Artemisia indes ist zur Versöhnung mit Dardanus bereit. Als dieser nun aber, aus Rücksicht auf den „Vater“ und die kurz zuvor gehörten Zusammenhänge die Wahrheit verschweigend, dies ablehnt, bricht Artemisia mit ihm und droht ihm gar mit dem Tod. Nicander und Idaspe bitten um Gnade – jedoch ohne Erfolg. Erenice, die Dardanus auch liebt (zur Enttäuschung von Idaspe, dem das nicht verborgen geblieben ist), will um dessen Leben kämpfen und schwört ihrem Bruder Orontes, der nun mit allen Mitteln König werden will, die Feindschaft.

Artemisia erkennt in Erenice nicht nur eine Rivalin, sondern befürchtet sogar, dass Dardanus mit ihr auf den Thron steigen will und sieht darin sein Schweigen begründet. Sie beschließt deshalb Erenice mit Idaspe zu verheiraten. Wieder gibt sich Dardanus Artemisia nicht zu erkennen – jetzt aber, um Idaspe nicht um seinen vermeintlichen rechtmäßigen Thronanspruch zu bringen.

Aufgaben:
1 > Wem schwört Erenice laut dem Auszug die Feindschaft?
2 > Prüfen Sie, ob die folgenden Aussagen mit dem Auszug übereinstimmen, und belegen Sie jede Antwort mit den entscheidenden Worten:
(a) Nicander und Idaspe haben mit ihrer Bitte um Gnade Erfolg.
(b) Artemisia will Erenice mit Idaspe verheiraten.
(c) Idaspe weiß nicht, dass Erenice Dardanus liebt.
3 > Übersetzen Sie diesen Satz aus dem Auszug ins Englische: „Artemisia indes ist zur Versöhnung mit Dardanus bereit.“
Bitte stützen Sie sich ausschließlich auf den Auszug.

Gesammelte Daten:
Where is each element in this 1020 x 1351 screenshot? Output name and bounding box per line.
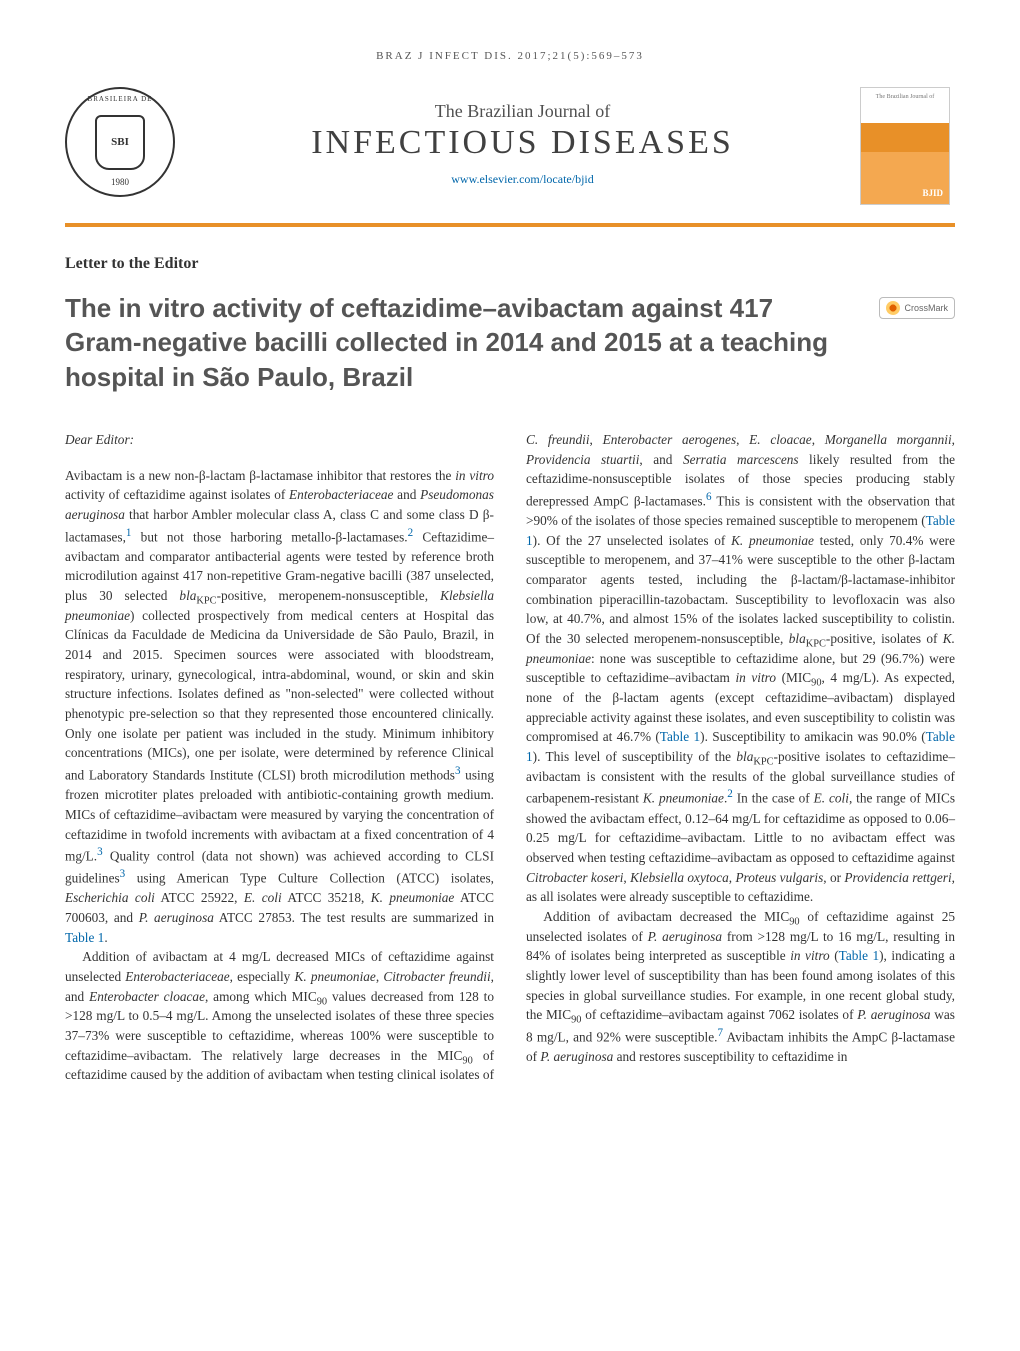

Lösungen:
1 > Ihrem Bruder Orontes.

2 >
(a) Nein: „Nicander und Idaspe bitten um Gnade – jedoch ohne Erfolg.“
(b) Ja: „Sie beschließt deshalb Erenice mit Idaspe zu verheiraten.“
(c) Nein: „zur Enttäuschung von Idaspe, dem das nicht verborgen geblieben ist“

3 > Artemisia, however, is ready to be reconciled with Dardanus.